— Start Records for processing —
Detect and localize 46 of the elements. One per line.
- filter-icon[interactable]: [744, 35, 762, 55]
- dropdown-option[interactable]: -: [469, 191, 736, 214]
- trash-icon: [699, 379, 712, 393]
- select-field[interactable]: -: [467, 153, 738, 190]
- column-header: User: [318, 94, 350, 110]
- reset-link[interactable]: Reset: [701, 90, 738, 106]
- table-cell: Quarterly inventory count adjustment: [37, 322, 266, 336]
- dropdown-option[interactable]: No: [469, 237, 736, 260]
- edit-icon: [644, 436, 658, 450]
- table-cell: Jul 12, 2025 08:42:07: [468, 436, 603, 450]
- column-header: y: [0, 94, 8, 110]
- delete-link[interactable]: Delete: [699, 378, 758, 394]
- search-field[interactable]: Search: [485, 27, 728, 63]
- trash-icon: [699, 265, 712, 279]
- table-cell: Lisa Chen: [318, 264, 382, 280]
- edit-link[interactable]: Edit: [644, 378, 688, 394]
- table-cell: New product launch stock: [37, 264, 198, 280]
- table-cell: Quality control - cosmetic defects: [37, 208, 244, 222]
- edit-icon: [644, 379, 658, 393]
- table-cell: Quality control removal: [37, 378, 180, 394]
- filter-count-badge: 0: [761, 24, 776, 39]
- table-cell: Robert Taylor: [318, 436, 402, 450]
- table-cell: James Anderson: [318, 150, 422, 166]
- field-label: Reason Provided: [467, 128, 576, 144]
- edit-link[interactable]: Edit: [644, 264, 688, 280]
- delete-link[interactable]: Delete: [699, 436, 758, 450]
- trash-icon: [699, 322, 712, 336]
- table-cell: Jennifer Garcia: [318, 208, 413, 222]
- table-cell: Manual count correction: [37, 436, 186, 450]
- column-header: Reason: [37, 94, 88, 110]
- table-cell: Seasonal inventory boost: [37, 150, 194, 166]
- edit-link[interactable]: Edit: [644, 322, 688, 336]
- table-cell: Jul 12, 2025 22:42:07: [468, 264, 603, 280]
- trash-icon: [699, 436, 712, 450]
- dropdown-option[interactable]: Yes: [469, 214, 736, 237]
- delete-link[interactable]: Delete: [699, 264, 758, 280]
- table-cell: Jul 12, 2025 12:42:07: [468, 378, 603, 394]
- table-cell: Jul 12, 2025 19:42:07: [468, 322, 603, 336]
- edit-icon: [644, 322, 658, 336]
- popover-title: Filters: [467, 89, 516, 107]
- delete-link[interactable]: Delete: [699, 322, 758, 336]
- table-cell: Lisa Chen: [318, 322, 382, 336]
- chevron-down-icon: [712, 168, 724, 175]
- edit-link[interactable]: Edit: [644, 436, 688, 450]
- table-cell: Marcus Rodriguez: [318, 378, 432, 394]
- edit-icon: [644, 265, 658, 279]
— End Records for processing —
* _Your instructions_: Write out the records from the beginning through the line holding "- table-cell: Jennifer", inclusive, switching every "trash-icon" to "bin-icon" and changing nothing else.

* _Solution to this exercise_:
Detect and localize 46 of the elements. One per line.
- filter-icon[interactable]: [744, 35, 762, 55]
- dropdown-option[interactable]: -: [469, 191, 736, 214]
- bin-icon: [699, 379, 712, 393]
- select-field[interactable]: -: [467, 153, 738, 190]
- column-header: User: [318, 94, 350, 110]
- reset-link[interactable]: Reset: [701, 90, 738, 106]
- table-cell: Quarterly inventory count adjustment: [37, 322, 266, 336]
- dropdown-option[interactable]: No: [469, 237, 736, 260]
- edit-icon: [644, 436, 658, 450]
- table-cell: Jul 12, 2025 08:42:07: [468, 436, 603, 450]
- column-header: y: [0, 94, 8, 110]
- delete-link[interactable]: Delete: [699, 378, 758, 394]
- search-field[interactable]: Search: [485, 27, 728, 63]
- bin-icon: [699, 265, 712, 279]
- table-cell: Lisa Chen: [318, 264, 382, 280]
- edit-link[interactable]: Edit: [644, 378, 688, 394]
- table-cell: New product launch stock: [37, 264, 198, 280]
- table-cell: Quality control - cosmetic defects: [37, 208, 244, 222]
- edit-icon: [644, 379, 658, 393]
- table-cell: Quality control removal: [37, 378, 180, 394]
- filter-count-badge: 0: [761, 24, 776, 39]
- table-cell: Robert Taylor: [318, 436, 402, 450]
- table-cell: James Anderson: [318, 150, 422, 166]
- field-label: Reason Provided: [467, 128, 576, 144]
- edit-link[interactable]: Edit: [644, 264, 688, 280]
- delete-link[interactable]: Delete: [699, 436, 758, 450]
- bin-icon: [699, 322, 712, 336]
- table-cell: Jennifer Garcia: [318, 208, 413, 222]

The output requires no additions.